◆ TO DO: In the records that follow, show each line where the word "Name" is present.

◆ EXTRACTED INFORMATION:
--- Begin ---

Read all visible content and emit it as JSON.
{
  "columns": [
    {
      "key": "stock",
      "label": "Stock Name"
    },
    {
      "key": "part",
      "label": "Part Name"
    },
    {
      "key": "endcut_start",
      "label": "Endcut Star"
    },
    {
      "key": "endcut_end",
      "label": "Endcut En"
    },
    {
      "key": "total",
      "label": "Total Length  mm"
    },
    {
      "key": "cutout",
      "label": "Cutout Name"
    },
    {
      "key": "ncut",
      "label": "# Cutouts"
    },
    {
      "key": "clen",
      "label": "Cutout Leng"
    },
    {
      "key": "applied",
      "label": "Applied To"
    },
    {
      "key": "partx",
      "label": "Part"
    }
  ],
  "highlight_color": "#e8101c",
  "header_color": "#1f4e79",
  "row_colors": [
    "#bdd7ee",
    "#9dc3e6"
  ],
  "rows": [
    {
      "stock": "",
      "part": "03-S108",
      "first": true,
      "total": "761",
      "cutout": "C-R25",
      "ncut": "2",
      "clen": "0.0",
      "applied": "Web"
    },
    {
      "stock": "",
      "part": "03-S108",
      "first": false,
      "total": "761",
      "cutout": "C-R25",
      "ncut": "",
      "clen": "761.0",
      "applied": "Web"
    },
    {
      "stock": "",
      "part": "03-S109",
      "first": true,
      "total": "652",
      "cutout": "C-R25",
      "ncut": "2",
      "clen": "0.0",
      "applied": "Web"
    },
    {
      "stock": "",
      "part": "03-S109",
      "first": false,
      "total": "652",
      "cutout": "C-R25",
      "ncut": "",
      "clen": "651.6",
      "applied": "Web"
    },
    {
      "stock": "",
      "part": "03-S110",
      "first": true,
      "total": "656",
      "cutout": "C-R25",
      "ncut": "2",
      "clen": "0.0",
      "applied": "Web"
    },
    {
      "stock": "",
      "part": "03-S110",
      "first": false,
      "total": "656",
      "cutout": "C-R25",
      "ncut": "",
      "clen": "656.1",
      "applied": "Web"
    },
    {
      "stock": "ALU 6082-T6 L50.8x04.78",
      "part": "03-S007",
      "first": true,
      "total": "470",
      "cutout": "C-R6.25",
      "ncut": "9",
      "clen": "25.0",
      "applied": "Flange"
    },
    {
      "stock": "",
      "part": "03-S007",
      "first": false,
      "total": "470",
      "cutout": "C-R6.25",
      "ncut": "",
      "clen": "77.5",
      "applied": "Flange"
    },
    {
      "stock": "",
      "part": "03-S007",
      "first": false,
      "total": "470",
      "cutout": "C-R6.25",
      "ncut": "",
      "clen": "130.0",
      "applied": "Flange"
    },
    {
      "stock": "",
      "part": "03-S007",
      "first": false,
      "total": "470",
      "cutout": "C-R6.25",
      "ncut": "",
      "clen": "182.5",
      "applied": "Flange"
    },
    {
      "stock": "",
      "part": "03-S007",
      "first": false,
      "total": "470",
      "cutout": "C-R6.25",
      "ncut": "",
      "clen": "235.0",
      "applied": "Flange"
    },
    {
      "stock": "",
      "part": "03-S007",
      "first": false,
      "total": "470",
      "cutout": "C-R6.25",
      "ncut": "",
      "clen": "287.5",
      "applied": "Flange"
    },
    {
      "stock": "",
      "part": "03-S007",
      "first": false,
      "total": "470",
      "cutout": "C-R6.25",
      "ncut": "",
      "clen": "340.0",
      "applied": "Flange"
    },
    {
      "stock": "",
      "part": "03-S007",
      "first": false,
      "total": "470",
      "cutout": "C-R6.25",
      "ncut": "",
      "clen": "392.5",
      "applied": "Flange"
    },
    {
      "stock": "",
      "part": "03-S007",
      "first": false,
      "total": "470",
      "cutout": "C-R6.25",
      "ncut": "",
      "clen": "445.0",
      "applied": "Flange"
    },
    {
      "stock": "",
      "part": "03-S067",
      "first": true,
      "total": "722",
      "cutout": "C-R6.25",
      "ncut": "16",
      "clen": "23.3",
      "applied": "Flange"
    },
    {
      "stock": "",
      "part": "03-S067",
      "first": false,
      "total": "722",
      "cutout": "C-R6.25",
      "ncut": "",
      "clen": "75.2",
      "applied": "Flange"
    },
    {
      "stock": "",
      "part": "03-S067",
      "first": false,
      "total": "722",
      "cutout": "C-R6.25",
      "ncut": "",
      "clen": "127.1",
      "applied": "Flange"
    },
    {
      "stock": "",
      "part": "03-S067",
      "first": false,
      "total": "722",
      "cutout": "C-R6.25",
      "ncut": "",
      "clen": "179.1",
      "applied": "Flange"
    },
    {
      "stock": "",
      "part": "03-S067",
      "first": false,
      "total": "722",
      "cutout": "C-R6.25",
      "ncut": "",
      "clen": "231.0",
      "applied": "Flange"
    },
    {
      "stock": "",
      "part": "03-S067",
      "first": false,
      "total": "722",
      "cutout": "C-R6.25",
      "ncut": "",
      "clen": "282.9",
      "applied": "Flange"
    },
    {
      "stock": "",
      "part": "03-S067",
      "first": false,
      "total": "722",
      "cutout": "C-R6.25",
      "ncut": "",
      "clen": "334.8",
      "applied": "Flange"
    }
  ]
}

--- End ---

◆ WRITTEN RESPONSE:
      "label": "Stock Name"
      "label": "Part Name"
      "label": "Cutout Name"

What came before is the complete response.